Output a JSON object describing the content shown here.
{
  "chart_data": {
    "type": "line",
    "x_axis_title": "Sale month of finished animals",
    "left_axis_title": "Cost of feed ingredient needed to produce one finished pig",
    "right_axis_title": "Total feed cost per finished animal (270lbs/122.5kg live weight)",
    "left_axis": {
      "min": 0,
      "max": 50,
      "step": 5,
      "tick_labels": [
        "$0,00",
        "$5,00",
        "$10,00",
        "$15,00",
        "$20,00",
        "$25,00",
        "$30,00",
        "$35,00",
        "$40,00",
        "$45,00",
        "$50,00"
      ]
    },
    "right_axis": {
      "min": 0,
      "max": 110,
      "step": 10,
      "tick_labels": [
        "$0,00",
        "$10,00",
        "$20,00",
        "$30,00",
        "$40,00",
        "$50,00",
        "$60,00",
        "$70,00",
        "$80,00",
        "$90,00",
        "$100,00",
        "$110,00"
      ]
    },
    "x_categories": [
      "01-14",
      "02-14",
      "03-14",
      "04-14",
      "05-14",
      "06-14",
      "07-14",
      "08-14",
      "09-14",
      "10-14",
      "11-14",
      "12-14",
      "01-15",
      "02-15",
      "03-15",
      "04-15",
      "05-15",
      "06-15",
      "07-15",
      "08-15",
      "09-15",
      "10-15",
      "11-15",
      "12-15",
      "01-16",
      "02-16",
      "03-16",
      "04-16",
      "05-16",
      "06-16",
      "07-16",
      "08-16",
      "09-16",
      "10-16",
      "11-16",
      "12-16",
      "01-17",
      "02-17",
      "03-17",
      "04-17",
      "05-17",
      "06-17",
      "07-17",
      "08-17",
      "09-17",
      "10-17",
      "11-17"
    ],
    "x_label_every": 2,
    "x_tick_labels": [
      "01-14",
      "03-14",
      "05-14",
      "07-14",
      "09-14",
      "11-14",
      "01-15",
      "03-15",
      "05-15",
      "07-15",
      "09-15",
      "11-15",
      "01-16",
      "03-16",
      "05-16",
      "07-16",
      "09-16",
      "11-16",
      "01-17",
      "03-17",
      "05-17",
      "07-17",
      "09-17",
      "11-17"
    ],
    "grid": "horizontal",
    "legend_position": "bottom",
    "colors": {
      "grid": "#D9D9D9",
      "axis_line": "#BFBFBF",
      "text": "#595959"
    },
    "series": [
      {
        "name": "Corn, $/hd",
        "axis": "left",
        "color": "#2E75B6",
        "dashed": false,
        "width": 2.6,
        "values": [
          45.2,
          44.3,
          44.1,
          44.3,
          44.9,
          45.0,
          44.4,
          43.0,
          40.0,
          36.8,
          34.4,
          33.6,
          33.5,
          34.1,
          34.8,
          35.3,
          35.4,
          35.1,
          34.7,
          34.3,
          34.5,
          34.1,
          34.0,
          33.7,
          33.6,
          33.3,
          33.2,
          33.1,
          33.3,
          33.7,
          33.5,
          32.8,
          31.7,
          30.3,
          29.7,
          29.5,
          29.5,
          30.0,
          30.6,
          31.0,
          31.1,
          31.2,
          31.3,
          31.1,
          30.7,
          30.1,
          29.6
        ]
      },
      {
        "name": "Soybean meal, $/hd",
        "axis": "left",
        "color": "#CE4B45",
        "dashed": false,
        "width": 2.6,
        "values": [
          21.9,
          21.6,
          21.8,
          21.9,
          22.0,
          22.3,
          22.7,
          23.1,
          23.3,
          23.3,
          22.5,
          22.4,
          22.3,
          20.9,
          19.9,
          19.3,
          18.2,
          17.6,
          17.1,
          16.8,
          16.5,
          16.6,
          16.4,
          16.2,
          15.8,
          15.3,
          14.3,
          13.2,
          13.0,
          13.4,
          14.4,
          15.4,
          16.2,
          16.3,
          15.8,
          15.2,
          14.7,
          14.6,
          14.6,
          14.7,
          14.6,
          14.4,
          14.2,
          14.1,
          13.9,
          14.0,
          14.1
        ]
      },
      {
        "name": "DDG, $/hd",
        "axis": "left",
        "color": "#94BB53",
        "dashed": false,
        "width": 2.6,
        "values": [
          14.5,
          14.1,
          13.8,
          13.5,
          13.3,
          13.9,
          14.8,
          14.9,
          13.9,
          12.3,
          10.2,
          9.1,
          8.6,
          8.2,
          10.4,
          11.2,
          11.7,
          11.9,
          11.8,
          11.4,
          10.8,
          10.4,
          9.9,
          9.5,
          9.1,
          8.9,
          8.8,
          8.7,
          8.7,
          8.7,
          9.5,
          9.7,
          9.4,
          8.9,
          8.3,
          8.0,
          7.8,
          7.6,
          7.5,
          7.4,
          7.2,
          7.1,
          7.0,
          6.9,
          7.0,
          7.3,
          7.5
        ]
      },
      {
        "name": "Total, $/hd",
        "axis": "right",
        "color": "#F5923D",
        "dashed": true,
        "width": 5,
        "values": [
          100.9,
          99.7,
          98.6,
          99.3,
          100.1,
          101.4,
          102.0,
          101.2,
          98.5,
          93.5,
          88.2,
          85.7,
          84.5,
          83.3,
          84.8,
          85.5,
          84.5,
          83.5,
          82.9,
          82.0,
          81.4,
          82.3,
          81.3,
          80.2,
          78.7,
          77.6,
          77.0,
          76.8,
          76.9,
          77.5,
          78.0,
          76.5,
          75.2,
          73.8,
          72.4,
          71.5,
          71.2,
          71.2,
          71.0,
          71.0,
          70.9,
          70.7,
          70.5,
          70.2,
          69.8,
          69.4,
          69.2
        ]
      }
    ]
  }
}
══════
PROBLEM TO WORK ON
Copy each line from the data above that includes "finished".

WRITTEN ANSWER
    "x_axis_title": "Sale month of finished animals",
    "left_axis_title": "Cost of feed ingredient needed to produce one finished pig",
    "right_axis_title": "Total feed cost per finished animal (270lbs/122.5kg live weight)",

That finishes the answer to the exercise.